Challenge
Scan the material and copy every line in which "Stasi" appears.
━━━ Data for processing ━━━
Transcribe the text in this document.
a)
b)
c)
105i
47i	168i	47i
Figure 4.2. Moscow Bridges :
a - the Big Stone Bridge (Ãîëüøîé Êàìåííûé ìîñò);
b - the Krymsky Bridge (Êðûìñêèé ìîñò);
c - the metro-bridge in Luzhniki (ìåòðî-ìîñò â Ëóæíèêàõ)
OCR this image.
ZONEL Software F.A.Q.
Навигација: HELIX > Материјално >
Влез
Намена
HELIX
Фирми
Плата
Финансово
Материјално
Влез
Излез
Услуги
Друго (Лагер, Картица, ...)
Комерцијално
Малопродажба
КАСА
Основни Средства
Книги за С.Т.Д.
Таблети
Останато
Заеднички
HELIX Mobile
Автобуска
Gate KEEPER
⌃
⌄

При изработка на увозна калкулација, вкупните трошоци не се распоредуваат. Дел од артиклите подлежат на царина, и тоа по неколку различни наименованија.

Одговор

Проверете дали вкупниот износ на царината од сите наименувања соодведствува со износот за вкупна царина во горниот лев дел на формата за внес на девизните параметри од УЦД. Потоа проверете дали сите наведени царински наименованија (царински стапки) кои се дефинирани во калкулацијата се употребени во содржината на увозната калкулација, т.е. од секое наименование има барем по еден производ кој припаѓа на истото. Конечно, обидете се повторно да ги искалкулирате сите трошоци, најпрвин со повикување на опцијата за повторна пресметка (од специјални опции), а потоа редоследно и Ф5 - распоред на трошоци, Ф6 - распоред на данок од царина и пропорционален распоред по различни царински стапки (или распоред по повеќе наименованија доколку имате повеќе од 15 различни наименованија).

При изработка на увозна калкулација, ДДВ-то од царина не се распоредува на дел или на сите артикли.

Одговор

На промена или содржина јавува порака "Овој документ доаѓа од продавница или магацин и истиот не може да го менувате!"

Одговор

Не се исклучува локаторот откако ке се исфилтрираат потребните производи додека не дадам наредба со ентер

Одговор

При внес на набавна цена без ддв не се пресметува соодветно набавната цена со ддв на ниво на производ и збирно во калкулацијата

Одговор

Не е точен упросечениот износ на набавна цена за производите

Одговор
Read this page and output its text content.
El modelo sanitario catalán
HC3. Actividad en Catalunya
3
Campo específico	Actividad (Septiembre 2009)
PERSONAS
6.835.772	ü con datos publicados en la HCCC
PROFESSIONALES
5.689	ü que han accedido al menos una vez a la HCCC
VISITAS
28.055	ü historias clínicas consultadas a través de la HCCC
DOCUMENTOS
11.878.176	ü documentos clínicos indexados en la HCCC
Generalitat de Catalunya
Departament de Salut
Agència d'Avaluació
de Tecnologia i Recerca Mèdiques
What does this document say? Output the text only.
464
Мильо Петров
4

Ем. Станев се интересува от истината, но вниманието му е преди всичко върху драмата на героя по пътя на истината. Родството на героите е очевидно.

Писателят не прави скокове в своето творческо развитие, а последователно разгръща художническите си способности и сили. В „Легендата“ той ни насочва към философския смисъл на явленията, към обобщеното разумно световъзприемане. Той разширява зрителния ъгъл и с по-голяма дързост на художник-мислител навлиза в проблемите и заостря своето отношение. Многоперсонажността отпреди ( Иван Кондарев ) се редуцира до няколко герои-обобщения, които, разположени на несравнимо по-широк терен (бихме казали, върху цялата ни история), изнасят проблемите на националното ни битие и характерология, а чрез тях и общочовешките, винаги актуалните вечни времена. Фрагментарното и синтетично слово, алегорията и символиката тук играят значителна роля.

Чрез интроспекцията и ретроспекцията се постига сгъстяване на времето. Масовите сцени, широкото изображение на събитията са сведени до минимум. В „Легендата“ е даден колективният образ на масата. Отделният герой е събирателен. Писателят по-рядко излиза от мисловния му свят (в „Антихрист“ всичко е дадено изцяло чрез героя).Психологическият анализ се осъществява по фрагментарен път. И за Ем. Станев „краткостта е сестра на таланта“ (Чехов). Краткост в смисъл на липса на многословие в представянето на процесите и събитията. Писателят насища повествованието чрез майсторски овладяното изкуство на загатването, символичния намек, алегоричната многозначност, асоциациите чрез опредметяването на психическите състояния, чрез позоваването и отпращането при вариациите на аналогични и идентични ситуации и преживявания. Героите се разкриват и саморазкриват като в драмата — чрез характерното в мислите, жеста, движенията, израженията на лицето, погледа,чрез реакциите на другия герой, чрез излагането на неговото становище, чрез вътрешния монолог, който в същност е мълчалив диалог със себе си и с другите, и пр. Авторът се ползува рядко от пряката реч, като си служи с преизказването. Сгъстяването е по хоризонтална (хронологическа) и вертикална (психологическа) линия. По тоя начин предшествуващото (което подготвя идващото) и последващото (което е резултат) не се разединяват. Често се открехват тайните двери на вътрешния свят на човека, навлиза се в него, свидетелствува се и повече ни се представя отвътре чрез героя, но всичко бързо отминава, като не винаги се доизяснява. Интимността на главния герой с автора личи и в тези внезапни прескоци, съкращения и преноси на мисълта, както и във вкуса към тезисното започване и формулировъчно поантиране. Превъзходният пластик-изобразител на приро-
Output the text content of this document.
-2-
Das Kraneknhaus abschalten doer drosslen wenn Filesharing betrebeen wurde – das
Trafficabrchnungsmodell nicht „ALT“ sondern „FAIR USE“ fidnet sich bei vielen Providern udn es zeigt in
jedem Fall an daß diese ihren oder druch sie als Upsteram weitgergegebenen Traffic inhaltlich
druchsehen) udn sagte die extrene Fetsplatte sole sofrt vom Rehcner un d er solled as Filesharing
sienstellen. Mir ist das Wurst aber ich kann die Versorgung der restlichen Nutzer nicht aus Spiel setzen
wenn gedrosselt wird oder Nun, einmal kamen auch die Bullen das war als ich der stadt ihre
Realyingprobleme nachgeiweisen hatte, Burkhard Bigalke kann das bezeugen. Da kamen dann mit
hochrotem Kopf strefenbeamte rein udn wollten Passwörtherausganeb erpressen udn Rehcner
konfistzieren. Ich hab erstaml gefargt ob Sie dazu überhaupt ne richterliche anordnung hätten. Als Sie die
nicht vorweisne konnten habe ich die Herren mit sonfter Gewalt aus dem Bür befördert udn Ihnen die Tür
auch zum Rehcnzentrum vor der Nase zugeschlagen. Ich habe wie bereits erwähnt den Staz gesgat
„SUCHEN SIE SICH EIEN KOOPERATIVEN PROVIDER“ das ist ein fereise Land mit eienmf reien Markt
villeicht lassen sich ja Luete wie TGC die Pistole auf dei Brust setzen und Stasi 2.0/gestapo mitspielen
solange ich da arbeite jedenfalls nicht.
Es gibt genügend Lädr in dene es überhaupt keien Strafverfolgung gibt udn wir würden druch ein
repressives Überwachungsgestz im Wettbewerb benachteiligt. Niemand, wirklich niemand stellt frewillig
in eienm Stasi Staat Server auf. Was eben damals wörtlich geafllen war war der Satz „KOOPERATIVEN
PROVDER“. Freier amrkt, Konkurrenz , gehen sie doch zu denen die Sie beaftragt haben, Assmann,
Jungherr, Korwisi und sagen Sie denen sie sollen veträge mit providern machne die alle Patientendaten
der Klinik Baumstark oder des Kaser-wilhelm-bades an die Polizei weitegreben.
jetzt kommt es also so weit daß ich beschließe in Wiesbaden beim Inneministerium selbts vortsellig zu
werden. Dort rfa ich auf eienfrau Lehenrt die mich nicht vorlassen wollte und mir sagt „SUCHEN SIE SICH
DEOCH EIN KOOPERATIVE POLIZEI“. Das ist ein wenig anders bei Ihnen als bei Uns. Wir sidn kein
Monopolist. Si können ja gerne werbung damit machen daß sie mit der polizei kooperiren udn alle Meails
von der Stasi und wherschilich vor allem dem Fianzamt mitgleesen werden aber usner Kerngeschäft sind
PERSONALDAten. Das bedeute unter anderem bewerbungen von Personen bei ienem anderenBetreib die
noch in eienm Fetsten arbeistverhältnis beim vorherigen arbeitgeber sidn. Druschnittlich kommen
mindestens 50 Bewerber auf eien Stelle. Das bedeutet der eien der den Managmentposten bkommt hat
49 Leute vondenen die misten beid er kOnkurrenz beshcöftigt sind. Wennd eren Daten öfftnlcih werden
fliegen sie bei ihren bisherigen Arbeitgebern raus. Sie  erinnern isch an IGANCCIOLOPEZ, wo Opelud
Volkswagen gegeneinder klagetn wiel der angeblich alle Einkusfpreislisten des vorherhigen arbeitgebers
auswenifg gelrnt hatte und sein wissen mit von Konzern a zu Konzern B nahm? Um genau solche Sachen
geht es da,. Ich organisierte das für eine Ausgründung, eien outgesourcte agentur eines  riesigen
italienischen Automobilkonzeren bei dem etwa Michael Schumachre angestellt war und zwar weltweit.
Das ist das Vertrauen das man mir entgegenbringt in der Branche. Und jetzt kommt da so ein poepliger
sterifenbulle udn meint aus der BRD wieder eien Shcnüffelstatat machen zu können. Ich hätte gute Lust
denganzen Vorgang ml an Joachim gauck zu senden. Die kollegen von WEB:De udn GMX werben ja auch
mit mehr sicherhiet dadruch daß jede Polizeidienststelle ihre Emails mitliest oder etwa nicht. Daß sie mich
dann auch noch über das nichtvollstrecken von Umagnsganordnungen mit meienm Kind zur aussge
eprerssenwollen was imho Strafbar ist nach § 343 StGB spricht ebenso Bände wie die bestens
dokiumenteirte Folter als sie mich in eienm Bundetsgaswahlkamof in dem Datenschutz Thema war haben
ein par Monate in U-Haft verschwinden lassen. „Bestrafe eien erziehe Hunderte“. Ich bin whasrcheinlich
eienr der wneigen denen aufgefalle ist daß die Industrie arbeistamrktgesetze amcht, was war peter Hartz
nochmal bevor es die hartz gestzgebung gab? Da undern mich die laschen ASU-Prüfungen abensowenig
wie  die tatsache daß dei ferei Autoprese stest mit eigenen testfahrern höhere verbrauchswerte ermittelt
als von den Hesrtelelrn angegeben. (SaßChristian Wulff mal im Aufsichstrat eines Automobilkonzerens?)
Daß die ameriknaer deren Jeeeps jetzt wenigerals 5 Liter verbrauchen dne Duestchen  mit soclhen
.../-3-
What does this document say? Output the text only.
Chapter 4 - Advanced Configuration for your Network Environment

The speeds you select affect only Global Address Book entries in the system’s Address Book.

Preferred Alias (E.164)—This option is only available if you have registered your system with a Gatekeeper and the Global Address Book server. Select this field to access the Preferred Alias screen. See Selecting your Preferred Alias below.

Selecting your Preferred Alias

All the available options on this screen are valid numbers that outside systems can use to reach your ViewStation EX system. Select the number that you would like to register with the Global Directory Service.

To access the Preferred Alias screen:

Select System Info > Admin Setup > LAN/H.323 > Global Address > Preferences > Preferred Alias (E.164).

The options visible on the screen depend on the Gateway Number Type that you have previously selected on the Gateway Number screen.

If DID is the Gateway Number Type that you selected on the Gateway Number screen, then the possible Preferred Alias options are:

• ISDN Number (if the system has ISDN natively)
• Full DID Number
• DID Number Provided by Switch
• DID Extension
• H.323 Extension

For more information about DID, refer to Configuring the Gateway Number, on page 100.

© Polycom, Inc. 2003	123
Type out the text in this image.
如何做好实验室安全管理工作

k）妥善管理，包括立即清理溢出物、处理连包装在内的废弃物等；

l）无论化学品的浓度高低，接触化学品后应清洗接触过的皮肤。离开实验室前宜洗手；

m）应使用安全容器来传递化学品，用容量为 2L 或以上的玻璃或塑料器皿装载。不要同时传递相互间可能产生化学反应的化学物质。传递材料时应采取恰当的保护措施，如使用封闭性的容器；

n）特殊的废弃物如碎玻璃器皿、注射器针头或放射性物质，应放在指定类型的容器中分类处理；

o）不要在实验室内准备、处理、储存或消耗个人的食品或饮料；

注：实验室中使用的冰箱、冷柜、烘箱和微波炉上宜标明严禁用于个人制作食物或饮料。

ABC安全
━━━
Expected output
villeicht lassen sich ja Luete wie TGC die Pistole auf dei Brust setzen und Stasi 2.0/gestapo mitspielen
in eienm Stasi Staat Server auf. Was eben damals wörtlich geafllen war war der Satz „KOOPERATIVEN
von der Stasi und wherschilich vor allem dem Fianzamt mitgleesen werden aber usner Kerngeschäft sind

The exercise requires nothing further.